** GIVEN PROBLEM **
The listing below should be copied in full, word for word.

# AVAILABLE RECORDS start

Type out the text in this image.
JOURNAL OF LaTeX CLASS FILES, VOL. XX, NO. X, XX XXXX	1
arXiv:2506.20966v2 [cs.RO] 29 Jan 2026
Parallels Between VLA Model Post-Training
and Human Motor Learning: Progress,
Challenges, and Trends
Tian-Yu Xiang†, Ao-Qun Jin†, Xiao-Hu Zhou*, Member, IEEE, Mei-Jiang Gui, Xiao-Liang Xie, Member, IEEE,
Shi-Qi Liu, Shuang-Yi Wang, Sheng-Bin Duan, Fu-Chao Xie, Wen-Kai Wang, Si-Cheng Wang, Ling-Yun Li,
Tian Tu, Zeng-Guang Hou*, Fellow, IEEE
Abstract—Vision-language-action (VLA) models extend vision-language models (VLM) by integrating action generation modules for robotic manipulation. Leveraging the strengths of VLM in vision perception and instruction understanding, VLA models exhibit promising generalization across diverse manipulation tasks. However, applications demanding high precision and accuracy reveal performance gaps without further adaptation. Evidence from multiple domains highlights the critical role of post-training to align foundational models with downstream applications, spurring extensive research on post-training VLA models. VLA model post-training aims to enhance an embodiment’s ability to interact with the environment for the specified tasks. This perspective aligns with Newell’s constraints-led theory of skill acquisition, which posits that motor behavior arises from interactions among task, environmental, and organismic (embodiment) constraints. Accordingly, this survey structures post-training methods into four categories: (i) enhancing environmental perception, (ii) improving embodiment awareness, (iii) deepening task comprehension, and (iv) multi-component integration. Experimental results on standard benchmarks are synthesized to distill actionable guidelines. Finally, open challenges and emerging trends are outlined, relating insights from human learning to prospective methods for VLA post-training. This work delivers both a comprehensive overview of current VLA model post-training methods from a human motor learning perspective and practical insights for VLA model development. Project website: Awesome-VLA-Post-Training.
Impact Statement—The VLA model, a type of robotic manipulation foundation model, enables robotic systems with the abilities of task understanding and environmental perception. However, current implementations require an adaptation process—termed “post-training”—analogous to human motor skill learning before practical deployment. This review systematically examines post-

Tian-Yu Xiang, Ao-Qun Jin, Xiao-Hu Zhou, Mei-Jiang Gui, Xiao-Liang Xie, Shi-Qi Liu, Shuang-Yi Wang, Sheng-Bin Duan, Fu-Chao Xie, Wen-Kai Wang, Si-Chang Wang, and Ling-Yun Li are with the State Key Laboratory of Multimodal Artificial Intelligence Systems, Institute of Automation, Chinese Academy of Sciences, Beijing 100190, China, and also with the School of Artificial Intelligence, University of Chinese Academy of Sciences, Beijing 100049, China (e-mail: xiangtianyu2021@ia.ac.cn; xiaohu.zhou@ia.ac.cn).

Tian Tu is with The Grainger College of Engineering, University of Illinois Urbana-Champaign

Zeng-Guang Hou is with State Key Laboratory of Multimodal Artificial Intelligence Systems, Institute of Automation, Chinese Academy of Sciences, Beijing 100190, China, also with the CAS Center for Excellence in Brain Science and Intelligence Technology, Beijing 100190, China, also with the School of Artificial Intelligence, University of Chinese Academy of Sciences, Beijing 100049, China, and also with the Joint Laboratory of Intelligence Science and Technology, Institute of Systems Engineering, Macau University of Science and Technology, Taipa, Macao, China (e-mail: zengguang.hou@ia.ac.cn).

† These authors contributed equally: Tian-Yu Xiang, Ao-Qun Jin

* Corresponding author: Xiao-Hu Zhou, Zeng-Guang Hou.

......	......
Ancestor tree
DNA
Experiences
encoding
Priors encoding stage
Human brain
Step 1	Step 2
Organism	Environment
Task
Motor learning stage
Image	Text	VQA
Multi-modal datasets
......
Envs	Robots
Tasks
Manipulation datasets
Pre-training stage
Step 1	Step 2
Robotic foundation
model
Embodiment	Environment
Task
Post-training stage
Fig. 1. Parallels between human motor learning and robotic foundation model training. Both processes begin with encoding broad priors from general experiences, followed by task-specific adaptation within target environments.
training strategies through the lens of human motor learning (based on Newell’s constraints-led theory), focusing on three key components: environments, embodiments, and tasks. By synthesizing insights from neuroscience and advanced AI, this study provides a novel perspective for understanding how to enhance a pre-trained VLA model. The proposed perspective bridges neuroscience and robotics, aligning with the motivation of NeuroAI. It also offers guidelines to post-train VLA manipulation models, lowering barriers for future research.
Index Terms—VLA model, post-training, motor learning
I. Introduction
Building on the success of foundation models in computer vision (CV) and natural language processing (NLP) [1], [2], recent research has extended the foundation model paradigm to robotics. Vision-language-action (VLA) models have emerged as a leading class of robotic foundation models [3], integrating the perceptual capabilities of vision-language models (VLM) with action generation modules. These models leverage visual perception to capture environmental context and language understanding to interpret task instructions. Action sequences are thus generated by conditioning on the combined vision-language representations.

# AVAILABLE RECORDS end

** REPLY **
Type out the text in this image.
JOURNAL OF LaTeX CLASS FILES, VOL. XX, NO. X, XX XXXX	1
arXiv:2506.20966v2 [cs.RO] 29 Jan 2026
Parallels Between VLA Model Post-Training
and Human Motor Learning: Progress,
Challenges, and Trends
Tian-Yu Xiang†, Ao-Qun Jin†, Xiao-Hu Zhou*, Member, IEEE, Mei-Jiang Gui, Xiao-Liang Xie, Member, IEEE,
Shi-Qi Liu, Shuang-Yi Wang, Sheng-Bin Duan, Fu-Chao Xie, Wen-Kai Wang, Si-Cheng Wang, Ling-Yun Li,
Tian Tu, Zeng-Guang Hou*, Fellow, IEEE
Abstract—Vision-language-action (VLA) models extend vision-language models (VLM) by integrating action generation modules for robotic manipulation. Leveraging the strengths of VLM in vision perception and instruction understanding, VLA models exhibit promising generalization across diverse manipulation tasks. However, applications demanding high precision and accuracy reveal performance gaps without further adaptation. Evidence from multiple domains highlights the critical role of post-training to align foundational models with downstream applications, spurring extensive research on post-training VLA models. VLA model post-training aims to enhance an embodiment’s ability to interact with the environment for the specified tasks. This perspective aligns with Newell’s constraints-led theory of skill acquisition, which posits that motor behavior arises from interactions among task, environmental, and organismic (embodiment) constraints. Accordingly, this survey structures post-training methods into four categories: (i) enhancing environmental perception, (ii) improving embodiment awareness, (iii) deepening task comprehension, and (iv) multi-component integration. Experimental results on standard benchmarks are synthesized to distill actionable guidelines. Finally, open challenges and emerging trends are outlined, relating insights from human learning to prospective methods for VLA post-training. This work delivers both a comprehensive overview of current VLA model post-training methods from a human motor learning perspective and practical insights for VLA model development. Project website: Awesome-VLA-Post-Training.
Impact Statement—The VLA model, a type of robotic manipulation foundation model, enables robotic systems with the abilities of task understanding and environmental perception. However, current implementations require an adaptation process—termed “post-training”—analogous to human motor skill learning before practical deployment. This review systematically examines post-

Tian-Yu Xiang, Ao-Qun Jin, Xiao-Hu Zhou, Mei-Jiang Gui, Xiao-Liang Xie, Shi-Qi Liu, Shuang-Yi Wang, Sheng-Bin Duan, Fu-Chao Xie, Wen-Kai Wang, Si-Chang Wang, and Ling-Yun Li are with the State Key Laboratory of Multimodal Artificial Intelligence Systems, Institute of Automation, Chinese Academy of Sciences, Beijing 100190, China, and also with the School of Artificial Intelligence, University of Chinese Academy of Sciences, Beijing 100049, China (e-mail: xiangtianyu2021@ia.ac.cn; xiaohu.zhou@ia.ac.cn).

Tian Tu is with The Grainger College of Engineering, University of Illinois Urbana-Champaign

Zeng-Guang Hou is with State Key Laboratory of Multimodal Artificial Intelligence Systems, Institute of Automation, Chinese Academy of Sciences, Beijing 100190, China, also with the CAS Center for Excellence in Brain Science and Intelligence Technology, Beijing 100190, China, also with the School of Artificial Intelligence, University of Chinese Academy of Sciences, Beijing 100049, China, and also with the Joint Laboratory of Intelligence Science and Technology, Institute of Systems Engineering, Macau University of Science and Technology, Taipa, Macao, China (e-mail: zengguang.hou@ia.ac.cn).

† These authors contributed equally: Tian-Yu Xiang, Ao-Qun Jin

* Corresponding author: Xiao-Hu Zhou, Zeng-Guang Hou.

......	......
Ancestor tree
DNA
Experiences
encoding
Priors encoding stage
Human brain
Step 1	Step 2
Organism	Environment
Task
Motor learning stage
Image	Text	VQA
Multi-modal datasets
......
Envs	Robots
Tasks
Manipulation datasets
Pre-training stage
Step 1	Step 2
Robotic foundation
model
Embodiment	Environment
Task
Post-training stage
Fig. 1. Parallels between human motor learning and robotic foundation model training. Both processes begin with encoding broad priors from general experiences, followed by task-specific adaptation within target environments.
training strategies through the lens of human motor learning (based on Newell’s constraints-led theory), focusing on three key components: environments, embodiments, and tasks. By synthesizing insights from neuroscience and advanced AI, this study provides a novel perspective for understanding how to enhance a pre-trained VLA model. The proposed perspective bridges neuroscience and robotics, aligning with the motivation of NeuroAI. It also offers guidelines to post-train VLA manipulation models, lowering barriers for future research.
Index Terms—VLA model, post-training, motor learning
I. Introduction
Building on the success of foundation models in computer vision (CV) and natural language processing (NLP) [1], [2], recent research has extended the foundation model paradigm to robotics. Vision-language-action (VLA) models have emerged as a leading class of robotic foundation models [3], integrating the perceptual capabilities of vision-language models (VLM) with action generation modules. These models leverage visual perception to capture environmental context and language understanding to interpret task instructions. Action sequences are thus generated by conditioning on the combined vision-language representations.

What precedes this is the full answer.